[Stored entries]
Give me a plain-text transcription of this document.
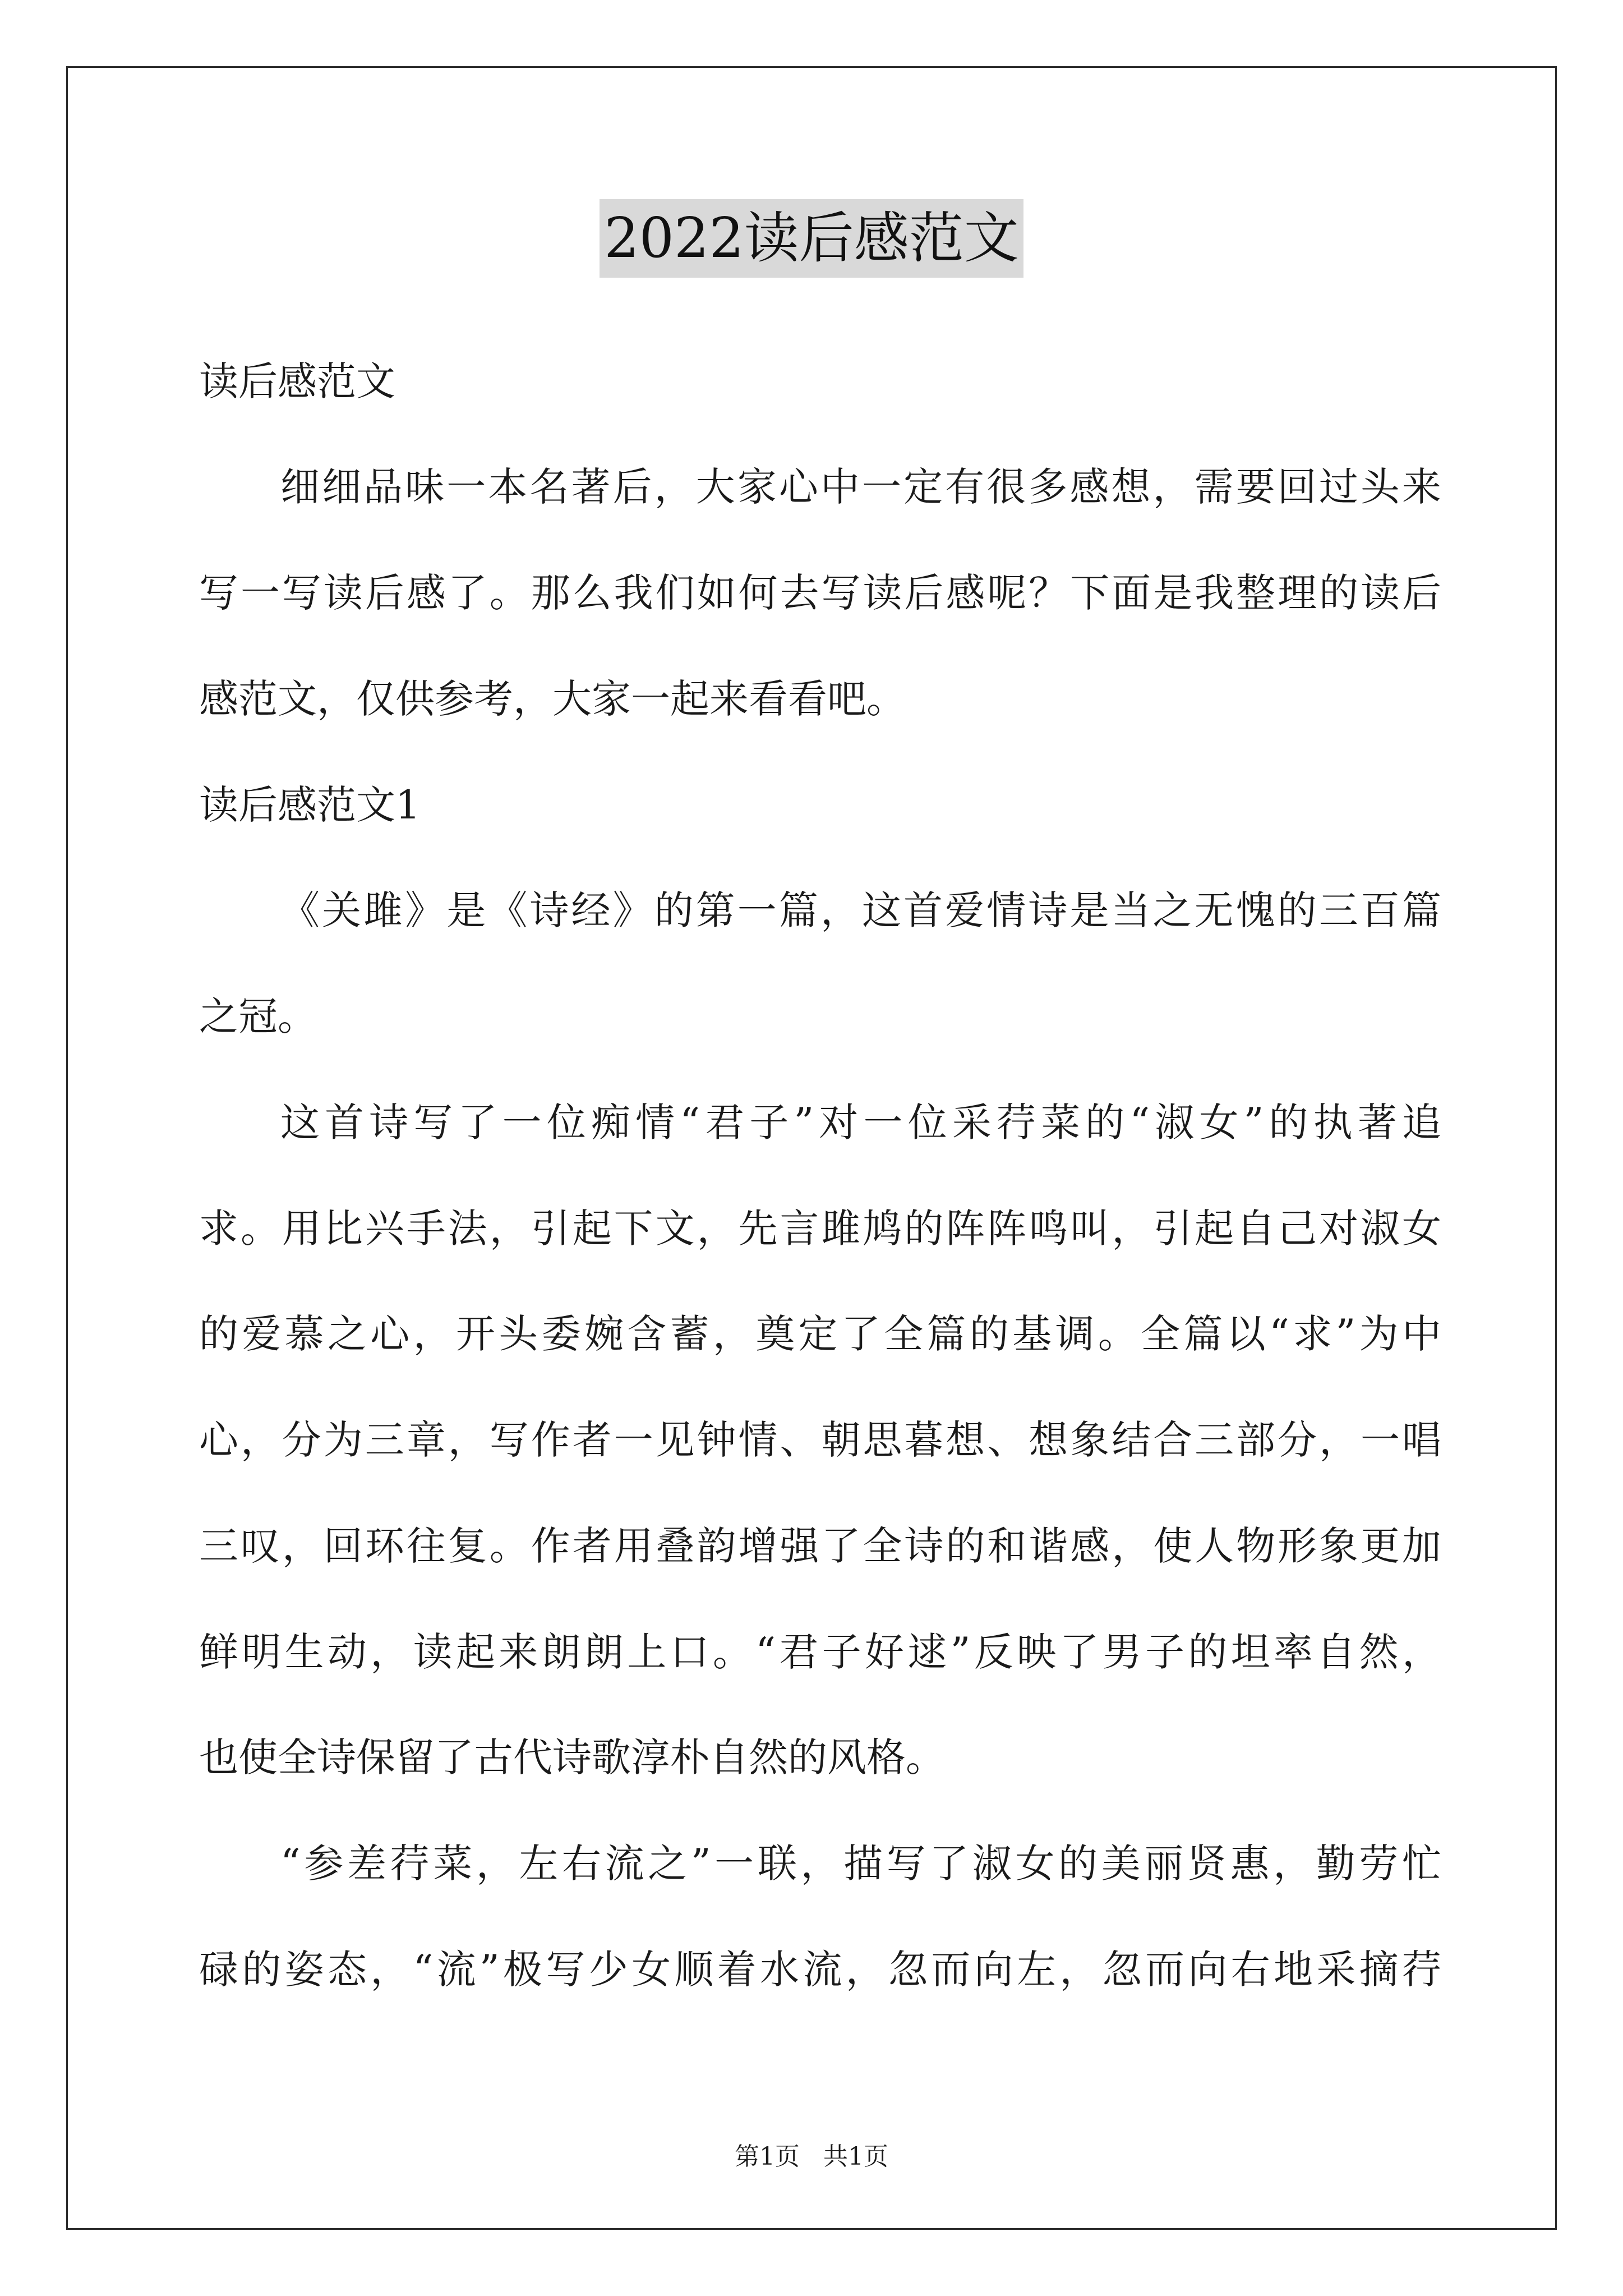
2022读后感范文
读后感范文
细细品味一本名著后，大家心中一定有很多感想，需要回过头来
写一写读后感了。那么我们如何去写读后感呢？下面是我整理的读后
感范文，仅供参考，大家一起来看看吧。
读后感范文1
《关雎》是《诗经》的第一篇，这首爱情诗是当之无愧的三百篇
之冠。
这首诗写了一位痴情“君子”对一位采荇菜的“淑女”的执著追
求。用比兴手法，引起下文，先言雎鸠的阵阵鸣叫，引起自己对淑女
的爱慕之心，开头委婉含蓄，奠定了全篇的基调。全篇以“求”为中
心，分为三章，写作者一见钟情、朝思暮想、想象结合三部分，一唱
三叹，回环往复。作者用叠韵增强了全诗的和谐感，使人物形象更加
鲜明生动，读起来朗朗上口。“君子好逑”反映了男子的坦率自然，
也使全诗保留了古代诗歌淳朴自然的风格。
“参差荇菜，左右流之”一联，描写了淑女的美丽贤惠，勤劳忙
碌的姿态，“流”极写少女顺着水流，忽而向左，忽而向右地采摘荇
第1页   共1页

→ **WHAT THE TASK ASKS**: Each entry above should be reproduced exactly, with the pictures removed.

→ **ANSWER BELOW**:
Give me a plain-text transcription of this document.
2022读后感范文
读后感范文
细细品味一本名著后，大家心中一定有很多感想，需要回过头来
写一写读后感了。那么我们如何去写读后感呢？下面是我整理的读后
感范文，仅供参考，大家一起来看看吧。
读后感范文1
《关雎》是《诗经》的第一篇，这首爱情诗是当之无愧的三百篇
之冠。
这首诗写了一位痴情“君子”对一位采荇菜的“淑女”的执著追
求。用比兴手法，引起下文，先言雎鸠的阵阵鸣叫，引起自己对淑女
的爱慕之心，开头委婉含蓄，奠定了全篇的基调。全篇以“求”为中
心，分为三章，写作者一见钟情、朝思暮想、想象结合三部分，一唱
三叹，回环往复。作者用叠韵增强了全诗的和谐感，使人物形象更加
鲜明生动，读起来朗朗上口。“君子好逑”反映了男子的坦率自然，
也使全诗保留了古代诗歌淳朴自然的风格。
“参差荇菜，左右流之”一联，描写了淑女的美丽贤惠，勤劳忙
碌的姿态，“流”极写少女顺着水流，忽而向左，忽而向右地采摘荇
第1页   共1页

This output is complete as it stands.